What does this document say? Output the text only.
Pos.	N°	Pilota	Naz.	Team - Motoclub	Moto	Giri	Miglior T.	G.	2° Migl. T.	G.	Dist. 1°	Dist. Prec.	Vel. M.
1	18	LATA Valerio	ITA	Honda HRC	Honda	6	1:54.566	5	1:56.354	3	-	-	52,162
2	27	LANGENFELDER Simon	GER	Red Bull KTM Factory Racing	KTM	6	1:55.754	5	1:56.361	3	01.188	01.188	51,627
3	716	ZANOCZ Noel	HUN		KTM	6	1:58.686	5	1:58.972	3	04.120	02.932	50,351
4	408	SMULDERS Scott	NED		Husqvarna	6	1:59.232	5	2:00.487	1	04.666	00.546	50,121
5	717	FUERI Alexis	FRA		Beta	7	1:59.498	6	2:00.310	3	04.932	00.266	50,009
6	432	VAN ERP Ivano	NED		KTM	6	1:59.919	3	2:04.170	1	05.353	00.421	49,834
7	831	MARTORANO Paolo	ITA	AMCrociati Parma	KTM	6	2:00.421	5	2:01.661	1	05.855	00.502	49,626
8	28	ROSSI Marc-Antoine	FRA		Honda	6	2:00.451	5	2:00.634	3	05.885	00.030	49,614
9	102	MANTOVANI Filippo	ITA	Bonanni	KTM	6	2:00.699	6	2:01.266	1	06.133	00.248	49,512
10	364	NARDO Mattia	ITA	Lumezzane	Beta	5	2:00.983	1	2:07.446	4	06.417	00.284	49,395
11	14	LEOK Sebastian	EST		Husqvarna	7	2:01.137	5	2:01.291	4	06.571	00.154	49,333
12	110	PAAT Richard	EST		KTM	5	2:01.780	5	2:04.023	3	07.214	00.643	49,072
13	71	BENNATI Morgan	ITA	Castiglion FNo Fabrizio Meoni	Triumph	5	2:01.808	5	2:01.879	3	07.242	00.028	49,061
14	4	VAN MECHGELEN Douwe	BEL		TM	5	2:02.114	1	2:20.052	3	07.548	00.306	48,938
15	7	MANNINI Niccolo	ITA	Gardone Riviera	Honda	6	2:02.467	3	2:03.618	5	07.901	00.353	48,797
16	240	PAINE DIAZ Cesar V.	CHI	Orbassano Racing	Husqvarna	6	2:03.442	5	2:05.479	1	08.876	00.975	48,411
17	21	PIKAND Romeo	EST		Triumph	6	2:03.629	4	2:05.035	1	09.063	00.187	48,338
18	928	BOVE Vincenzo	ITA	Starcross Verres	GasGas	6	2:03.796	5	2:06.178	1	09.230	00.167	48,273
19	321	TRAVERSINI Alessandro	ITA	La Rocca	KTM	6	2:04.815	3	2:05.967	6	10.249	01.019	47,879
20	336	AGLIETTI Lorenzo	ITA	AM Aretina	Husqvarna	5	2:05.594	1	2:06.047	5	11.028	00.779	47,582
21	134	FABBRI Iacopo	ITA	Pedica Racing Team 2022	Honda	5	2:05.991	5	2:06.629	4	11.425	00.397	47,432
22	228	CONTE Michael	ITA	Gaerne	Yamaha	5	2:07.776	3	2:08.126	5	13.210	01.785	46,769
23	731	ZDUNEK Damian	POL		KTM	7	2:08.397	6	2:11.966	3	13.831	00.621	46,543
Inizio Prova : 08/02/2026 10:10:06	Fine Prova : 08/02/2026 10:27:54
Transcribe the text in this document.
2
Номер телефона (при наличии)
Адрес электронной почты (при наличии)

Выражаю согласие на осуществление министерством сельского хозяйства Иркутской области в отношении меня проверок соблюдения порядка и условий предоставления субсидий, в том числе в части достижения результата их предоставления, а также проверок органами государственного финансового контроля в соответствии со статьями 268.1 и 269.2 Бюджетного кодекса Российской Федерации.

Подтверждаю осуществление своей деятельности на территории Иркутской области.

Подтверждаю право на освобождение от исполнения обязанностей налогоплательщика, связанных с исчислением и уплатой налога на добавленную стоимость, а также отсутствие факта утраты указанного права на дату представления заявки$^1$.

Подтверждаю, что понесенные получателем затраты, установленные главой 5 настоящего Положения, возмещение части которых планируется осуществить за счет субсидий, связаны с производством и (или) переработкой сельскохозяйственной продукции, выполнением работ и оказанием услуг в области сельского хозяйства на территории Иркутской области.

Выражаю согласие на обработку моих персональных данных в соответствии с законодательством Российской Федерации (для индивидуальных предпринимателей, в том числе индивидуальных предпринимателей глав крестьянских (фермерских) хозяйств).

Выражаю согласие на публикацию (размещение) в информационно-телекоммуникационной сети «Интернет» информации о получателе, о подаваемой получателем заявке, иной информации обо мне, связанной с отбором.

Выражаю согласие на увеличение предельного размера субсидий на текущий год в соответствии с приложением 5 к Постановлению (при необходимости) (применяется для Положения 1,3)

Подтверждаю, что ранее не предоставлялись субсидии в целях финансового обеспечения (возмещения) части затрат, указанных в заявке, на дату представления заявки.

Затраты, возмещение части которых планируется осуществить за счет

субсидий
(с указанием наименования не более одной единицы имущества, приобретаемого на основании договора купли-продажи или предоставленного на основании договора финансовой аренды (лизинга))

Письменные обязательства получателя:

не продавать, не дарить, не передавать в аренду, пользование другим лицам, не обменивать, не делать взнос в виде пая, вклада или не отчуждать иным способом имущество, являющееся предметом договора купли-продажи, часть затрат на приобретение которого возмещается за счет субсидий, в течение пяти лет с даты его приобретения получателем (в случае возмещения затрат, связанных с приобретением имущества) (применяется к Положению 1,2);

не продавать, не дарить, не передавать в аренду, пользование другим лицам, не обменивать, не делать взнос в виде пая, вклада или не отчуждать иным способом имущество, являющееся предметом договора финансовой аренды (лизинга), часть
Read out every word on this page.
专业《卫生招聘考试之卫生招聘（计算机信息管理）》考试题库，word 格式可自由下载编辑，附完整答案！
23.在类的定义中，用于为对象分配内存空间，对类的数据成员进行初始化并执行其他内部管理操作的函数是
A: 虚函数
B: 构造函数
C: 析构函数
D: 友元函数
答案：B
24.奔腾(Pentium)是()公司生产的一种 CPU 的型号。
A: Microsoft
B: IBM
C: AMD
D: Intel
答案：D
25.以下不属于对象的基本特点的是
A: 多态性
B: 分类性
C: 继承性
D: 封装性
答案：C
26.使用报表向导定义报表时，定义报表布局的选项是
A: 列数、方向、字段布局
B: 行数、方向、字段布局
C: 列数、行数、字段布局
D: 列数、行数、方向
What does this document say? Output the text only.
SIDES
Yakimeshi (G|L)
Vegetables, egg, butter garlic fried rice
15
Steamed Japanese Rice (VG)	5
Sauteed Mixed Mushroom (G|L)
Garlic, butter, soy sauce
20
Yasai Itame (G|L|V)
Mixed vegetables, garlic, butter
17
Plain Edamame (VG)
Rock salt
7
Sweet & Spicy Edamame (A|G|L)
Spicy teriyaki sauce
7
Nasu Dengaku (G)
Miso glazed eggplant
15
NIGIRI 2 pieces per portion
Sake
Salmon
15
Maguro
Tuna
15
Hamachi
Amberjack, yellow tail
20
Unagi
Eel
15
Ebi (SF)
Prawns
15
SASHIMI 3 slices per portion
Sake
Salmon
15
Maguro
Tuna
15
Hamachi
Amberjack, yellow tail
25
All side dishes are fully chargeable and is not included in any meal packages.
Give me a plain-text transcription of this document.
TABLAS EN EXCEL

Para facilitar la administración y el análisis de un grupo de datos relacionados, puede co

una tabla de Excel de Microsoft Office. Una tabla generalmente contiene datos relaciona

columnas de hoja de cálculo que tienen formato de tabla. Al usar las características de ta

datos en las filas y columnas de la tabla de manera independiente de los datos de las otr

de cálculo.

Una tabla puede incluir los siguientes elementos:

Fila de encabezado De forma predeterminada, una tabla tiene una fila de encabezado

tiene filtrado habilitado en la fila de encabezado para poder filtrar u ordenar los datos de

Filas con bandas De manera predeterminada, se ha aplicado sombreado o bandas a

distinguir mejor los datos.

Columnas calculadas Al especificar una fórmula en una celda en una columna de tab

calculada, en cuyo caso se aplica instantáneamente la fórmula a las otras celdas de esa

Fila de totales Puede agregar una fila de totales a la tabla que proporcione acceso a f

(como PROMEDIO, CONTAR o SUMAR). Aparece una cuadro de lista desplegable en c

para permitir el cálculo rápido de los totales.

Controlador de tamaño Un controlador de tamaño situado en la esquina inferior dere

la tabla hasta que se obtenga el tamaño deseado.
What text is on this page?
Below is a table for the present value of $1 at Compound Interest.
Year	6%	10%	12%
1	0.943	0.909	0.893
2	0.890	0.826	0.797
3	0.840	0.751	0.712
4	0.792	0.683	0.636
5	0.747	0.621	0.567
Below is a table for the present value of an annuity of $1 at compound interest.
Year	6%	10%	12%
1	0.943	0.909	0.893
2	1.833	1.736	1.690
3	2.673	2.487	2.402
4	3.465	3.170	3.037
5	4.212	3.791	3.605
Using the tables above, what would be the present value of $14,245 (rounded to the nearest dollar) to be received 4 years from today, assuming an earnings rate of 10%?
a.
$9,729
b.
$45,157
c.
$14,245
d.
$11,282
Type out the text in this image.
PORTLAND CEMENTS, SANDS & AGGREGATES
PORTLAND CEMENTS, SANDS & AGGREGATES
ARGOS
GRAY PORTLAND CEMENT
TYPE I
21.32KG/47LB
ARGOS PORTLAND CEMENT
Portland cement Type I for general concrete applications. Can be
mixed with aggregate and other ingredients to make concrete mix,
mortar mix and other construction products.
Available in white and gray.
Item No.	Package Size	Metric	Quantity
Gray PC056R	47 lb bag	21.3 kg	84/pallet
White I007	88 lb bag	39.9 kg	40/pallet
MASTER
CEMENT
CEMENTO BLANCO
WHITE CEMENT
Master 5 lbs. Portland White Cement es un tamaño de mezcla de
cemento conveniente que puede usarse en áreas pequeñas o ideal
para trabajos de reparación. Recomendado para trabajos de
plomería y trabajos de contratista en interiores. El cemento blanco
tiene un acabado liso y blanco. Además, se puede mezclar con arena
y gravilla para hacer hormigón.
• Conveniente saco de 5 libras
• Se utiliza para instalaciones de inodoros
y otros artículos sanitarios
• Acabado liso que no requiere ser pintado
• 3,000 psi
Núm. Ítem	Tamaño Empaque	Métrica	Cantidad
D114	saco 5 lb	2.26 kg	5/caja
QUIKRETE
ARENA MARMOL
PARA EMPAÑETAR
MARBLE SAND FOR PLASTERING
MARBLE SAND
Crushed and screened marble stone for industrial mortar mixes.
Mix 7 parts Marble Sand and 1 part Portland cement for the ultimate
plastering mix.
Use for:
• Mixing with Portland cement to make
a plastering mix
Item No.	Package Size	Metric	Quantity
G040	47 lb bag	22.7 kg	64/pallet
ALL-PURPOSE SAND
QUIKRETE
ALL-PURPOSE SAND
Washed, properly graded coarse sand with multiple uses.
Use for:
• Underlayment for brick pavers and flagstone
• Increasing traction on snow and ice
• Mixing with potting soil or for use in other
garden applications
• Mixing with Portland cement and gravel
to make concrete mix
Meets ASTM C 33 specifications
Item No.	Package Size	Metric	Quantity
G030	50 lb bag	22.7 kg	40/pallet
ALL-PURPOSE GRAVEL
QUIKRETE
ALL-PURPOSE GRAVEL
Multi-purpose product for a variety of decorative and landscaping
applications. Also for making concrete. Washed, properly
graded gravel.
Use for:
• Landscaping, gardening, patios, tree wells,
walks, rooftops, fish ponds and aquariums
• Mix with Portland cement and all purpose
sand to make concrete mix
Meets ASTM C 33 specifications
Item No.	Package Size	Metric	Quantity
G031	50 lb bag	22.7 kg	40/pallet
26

#####

Exercise aim: From the material above, gather all lines that include the string "Honda" and copy them.

Output of the task:
1	18	LATA Valerio	ITA	Honda HRC	Honda	6	1:54.566	5	1:56.354	3	-	-	52,162
8	28	ROSSI Marc-Antoine	FRA		Honda	6	2:00.451	5	2:00.634	3	05.885	00.030	49,614
15	7	MANNINI Niccolo	ITA	Gardone Riviera	Honda	6	2:02.467	3	2:03.618	5	07.901	00.353	48,797
21	134	FABBRI Iacopo	ITA	Pedica Racing Team 2022	Honda	5	2:05.991	5	2:06.629	4	11.425	00.397	47,432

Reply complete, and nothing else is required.